[Dataset entries]
+---+
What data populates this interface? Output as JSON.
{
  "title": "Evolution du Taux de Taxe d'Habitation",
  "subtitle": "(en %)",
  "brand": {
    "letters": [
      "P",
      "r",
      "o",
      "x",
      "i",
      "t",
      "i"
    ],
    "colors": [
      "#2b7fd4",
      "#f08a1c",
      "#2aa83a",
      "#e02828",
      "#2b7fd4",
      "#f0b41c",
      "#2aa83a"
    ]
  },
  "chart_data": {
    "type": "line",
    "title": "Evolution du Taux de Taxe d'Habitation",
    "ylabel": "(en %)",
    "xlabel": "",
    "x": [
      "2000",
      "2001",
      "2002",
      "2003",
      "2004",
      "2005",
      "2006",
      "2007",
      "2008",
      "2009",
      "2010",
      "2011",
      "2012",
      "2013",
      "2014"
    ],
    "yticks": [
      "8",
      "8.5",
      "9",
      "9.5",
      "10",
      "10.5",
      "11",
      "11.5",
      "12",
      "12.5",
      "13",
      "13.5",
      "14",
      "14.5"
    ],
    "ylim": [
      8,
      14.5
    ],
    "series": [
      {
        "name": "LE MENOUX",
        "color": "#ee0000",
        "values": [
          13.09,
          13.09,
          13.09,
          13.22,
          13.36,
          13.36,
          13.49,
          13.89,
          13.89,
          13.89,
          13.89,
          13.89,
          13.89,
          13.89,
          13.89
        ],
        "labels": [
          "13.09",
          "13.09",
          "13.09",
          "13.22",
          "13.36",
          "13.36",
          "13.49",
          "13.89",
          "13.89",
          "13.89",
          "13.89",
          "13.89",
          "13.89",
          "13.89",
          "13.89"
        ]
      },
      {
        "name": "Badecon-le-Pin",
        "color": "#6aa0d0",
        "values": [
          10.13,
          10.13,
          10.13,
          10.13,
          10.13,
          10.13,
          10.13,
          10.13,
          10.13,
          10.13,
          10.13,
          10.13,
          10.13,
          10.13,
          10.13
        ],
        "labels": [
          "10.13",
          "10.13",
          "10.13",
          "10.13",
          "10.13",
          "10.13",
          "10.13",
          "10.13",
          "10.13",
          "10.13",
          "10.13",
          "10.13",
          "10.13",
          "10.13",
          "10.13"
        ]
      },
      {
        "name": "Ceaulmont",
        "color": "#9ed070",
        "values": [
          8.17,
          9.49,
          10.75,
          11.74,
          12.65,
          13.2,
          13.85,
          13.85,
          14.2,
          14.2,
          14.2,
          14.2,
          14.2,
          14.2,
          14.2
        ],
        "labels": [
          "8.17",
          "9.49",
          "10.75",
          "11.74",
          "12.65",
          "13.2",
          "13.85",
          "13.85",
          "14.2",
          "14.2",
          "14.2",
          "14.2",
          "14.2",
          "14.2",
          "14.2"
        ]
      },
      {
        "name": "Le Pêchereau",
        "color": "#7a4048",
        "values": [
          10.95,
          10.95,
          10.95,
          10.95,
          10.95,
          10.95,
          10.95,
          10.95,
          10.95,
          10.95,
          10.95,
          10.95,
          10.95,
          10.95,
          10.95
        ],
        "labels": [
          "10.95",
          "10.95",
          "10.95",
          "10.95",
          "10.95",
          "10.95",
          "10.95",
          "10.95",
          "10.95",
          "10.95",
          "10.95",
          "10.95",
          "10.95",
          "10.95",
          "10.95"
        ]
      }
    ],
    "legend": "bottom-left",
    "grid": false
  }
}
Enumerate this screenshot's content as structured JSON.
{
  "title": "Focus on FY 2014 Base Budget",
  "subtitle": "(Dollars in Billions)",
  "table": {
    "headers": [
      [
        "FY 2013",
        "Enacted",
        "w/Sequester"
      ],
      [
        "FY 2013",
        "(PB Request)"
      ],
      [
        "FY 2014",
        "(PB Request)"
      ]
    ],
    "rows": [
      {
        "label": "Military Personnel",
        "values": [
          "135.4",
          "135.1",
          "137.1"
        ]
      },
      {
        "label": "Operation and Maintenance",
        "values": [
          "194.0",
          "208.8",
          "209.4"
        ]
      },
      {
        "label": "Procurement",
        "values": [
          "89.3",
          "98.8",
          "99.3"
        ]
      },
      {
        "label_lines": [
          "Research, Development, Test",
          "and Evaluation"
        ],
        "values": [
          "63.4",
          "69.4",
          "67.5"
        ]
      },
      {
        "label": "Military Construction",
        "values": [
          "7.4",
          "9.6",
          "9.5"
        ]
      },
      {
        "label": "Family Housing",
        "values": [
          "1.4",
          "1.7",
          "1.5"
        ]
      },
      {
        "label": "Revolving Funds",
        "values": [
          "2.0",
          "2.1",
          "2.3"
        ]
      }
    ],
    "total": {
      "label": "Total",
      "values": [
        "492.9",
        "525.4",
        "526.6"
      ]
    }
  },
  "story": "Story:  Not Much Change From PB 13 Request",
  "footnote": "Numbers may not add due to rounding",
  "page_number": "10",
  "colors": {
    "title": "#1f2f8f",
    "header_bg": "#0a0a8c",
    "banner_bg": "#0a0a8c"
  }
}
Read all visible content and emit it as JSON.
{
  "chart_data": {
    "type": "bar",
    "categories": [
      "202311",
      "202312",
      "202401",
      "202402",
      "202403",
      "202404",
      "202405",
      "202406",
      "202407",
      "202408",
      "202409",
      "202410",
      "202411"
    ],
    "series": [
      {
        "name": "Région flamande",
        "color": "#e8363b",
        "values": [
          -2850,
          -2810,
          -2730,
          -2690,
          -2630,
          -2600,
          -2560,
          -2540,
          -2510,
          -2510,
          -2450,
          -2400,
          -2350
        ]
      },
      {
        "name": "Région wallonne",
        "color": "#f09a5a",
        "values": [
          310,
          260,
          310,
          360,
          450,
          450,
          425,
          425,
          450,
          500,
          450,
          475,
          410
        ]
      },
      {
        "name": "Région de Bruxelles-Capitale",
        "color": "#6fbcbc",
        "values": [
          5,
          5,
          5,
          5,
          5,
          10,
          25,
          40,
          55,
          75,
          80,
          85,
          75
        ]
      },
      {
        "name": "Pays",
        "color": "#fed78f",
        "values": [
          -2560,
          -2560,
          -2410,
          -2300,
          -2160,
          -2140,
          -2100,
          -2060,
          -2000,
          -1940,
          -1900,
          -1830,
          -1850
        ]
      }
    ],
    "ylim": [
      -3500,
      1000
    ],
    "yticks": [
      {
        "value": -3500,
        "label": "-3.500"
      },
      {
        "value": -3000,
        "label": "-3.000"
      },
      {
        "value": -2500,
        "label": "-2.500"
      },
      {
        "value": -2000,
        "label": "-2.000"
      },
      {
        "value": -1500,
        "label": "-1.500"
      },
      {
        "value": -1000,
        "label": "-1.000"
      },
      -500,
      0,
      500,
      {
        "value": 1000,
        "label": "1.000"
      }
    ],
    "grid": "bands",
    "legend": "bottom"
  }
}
+---+
_PROBLEM DETAILS_: Recite the full listing above exactly.

_RESPONSE TO THIS EXERCISE_:
What data populates this interface? Output as JSON.
{
  "title": "Evolution du Taux de Taxe d'Habitation",
  "subtitle": "(en %)",
  "brand": {
    "letters": [
      "P",
      "r",
      "o",
      "x",
      "i",
      "t",
      "i"
    ],
    "colors": [
      "#2b7fd4",
      "#f08a1c",
      "#2aa83a",
      "#e02828",
      "#2b7fd4",
      "#f0b41c",
      "#2aa83a"
    ]
  },
  "chart_data": {
    "type": "line",
    "title": "Evolution du Taux de Taxe d'Habitation",
    "ylabel": "(en %)",
    "xlabel": "",
    "x": [
      "2000",
      "2001",
      "2002",
      "2003",
      "2004",
      "2005",
      "2006",
      "2007",
      "2008",
      "2009",
      "2010",
      "2011",
      "2012",
      "2013",
      "2014"
    ],
    "yticks": [
      "8",
      "8.5",
      "9",
      "9.5",
      "10",
      "10.5",
      "11",
      "11.5",
      "12",
      "12.5",
      "13",
      "13.5",
      "14",
      "14.5"
    ],
    "ylim": [
      8,
      14.5
    ],
    "series": [
      {
        "name": "LE MENOUX",
        "color": "#ee0000",
        "values": [
          13.09,
          13.09,
          13.09,
          13.22,
          13.36,
          13.36,
          13.49,
          13.89,
          13.89,
          13.89,
          13.89,
          13.89,
          13.89,
          13.89,
          13.89
        ],
        "labels": [
          "13.09",
          "13.09",
          "13.09",
          "13.22",
          "13.36",
          "13.36",
          "13.49",
          "13.89",
          "13.89",
          "13.89",
          "13.89",
          "13.89",
          "13.89",
          "13.89",
          "13.89"
        ]
      },
      {
        "name": "Badecon-le-Pin",
        "color": "#6aa0d0",
        "values": [
          10.13,
          10.13,
          10.13,
          10.13,
          10.13,
          10.13,
          10.13,
          10.13,
          10.13,
          10.13,
          10.13,
          10.13,
          10.13,
          10.13,
          10.13
        ],
        "labels": [
          "10.13",
          "10.13",
          "10.13",
          "10.13",
          "10.13",
          "10.13",
          "10.13",
          "10.13",
          "10.13",
          "10.13",
          "10.13",
          "10.13",
          "10.13",
          "10.13",
          "10.13"
        ]
      },
      {
        "name": "Ceaulmont",
        "color": "#9ed070",
        "values": [
          8.17,
          9.49,
          10.75,
          11.74,
          12.65,
          13.2,
          13.85,
          13.85,
          14.2,
          14.2,
          14.2,
          14.2,
          14.2,
          14.2,
          14.2
        ],
        "labels": [
          "8.17",
          "9.49",
          "10.75",
          "11.74",
          "12.65",
          "13.2",
          "13.85",
          "13.85",
          "14.2",
          "14.2",
          "14.2",
          "14.2",
          "14.2",
          "14.2",
          "14.2"
        ]
      },
      {
        "name": "Le Pêchereau",
        "color": "#7a4048",
        "values": [
          10.95,
          10.95,
          10.95,
          10.95,
          10.95,
          10.95,
          10.95,
          10.95,
          10.95,
          10.95,
          10.95,
          10.95,
          10.95,
          10.95,
          10.95
        ],
        "labels": [
          "10.95",
          "10.95",
          "10.95",
          "10.95",
          "10.95",
          "10.95",
          "10.95",
          "10.95",
          "10.95",
          "10.95",
          "10.95",
          "10.95",
          "10.95",
          "10.95",
          "10.95"
        ]
      }
    ],
    "legend": "bottom-left",
    "grid": false
  }
}
Enumerate this screenshot's content as structured JSON.
{
  "title": "Focus on FY 2014 Base Budget",
  "subtitle": "(Dollars in Billions)",
  "table": {
    "headers": [
      [
        "FY 2013",
        "Enacted",
        "w/Sequester"
      ],
      [
        "FY 2013",
        "(PB Request)"
      ],
      [
        "FY 2014",
        "(PB Request)"
      ]
    ],
    "rows": [
      {
        "label": "Military Personnel",
        "values": [
          "135.4",
          "135.1",
          "137.1"
        ]
      },
      {
        "label": "Operation and Maintenance",
        "values": [
          "194.0",
          "208.8",
          "209.4"
        ]
      },
      {
        "label": "Procurement",
        "values": [
          "89.3",
          "98.8",
          "99.3"
        ]
      },
      {
        "label_lines": [
          "Research, Development, Test",
          "and Evaluation"
        ],
        "values": [
          "63.4",
          "69.4",
          "67.5"
        ]
      },
      {
        "label": "Military Construction",
        "values": [
          "7.4",
          "9.6",
          "9.5"
        ]
      },
      {
        "label": "Family Housing",
        "values": [
          "1.4",
          "1.7",
          "1.5"
        ]
      },
      {
        "label": "Revolving Funds",
        "values": [
          "2.0",
          "2.1",
          "2.3"
        ]
      }
    ],
    "total": {
      "label": "Total",
      "values": [
        "492.9",
        "525.4",
        "526.6"
      ]
    }
  },
  "story": "Story:  Not Much Change From PB 13 Request",
  "footnote": "Numbers may not add due to rounding",
  "page_number": "10",
  "colors": {
    "title": "#1f2f8f",
    "header_bg": "#0a0a8c",
    "banner_bg": "#0a0a8c"
  }
}
Read all visible content and emit it as JSON.
{
  "chart_data": {
    "type": "bar",
    "categories": [
      "202311",
      "202312",
      "202401",
      "202402",
      "202403",
      "202404",
      "202405",
      "202406",
      "202407",
      "202408",
      "202409",
      "202410",
      "202411"
    ],
    "series": [
      {
        "name": "Région flamande",
        "color": "#e8363b",
        "values": [
          -2850,
          -2810,
          -2730,
          -2690,
          -2630,
          -2600,
          -2560,
          -2540,
          -2510,
          -2510,
          -2450,
          -2400,
          -2350
        ]
      },
      {
        "name": "Région wallonne",
        "color": "#f09a5a",
        "values": [
          310,
          260,
          310,
          360,
          450,
          450,
          425,
          425,
          450,
          500,
          450,
          475,
          410
        ]
      },
      {
        "name": "Région de Bruxelles-Capitale",
        "color": "#6fbcbc",
        "values": [
          5,
          5,
          5,
          5,
          5,
          10,
          25,
          40,
          55,
          75,
          80,
          85,
          75
        ]
      },
      {
        "name": "Pays",
        "color": "#fed78f",
        "values": [
          -2560,
          -2560,
          -2410,
          -2300,
          -2160,
          -2140,
          -2100,
          -2060,
          -2000,
          -1940,
          -1900,
          -1830,
          -1850
        ]
      }
    ],
    "ylim": [
      -3500,
      1000
    ],
    "yticks": [
      {
        "value": -3500,
        "label": "-3.500"
      },
      {
        "value": -3000,
        "label": "-3.000"
      },
      {
        "value": -2500,
        "label": "-2.500"
      },
      {
        "value": -2000,
        "label": "-2.000"
      },
      {
        "value": -1500,
        "label": "-1.500"
      },
      {
        "value": -1000,
        "label": "-1.000"
      },
      -500,
      0,
      500,
      {
        "value": 1000,
        "label": "1.000"
      }
    ],
    "grid": "bands",
    "legend": "bottom"
  }
}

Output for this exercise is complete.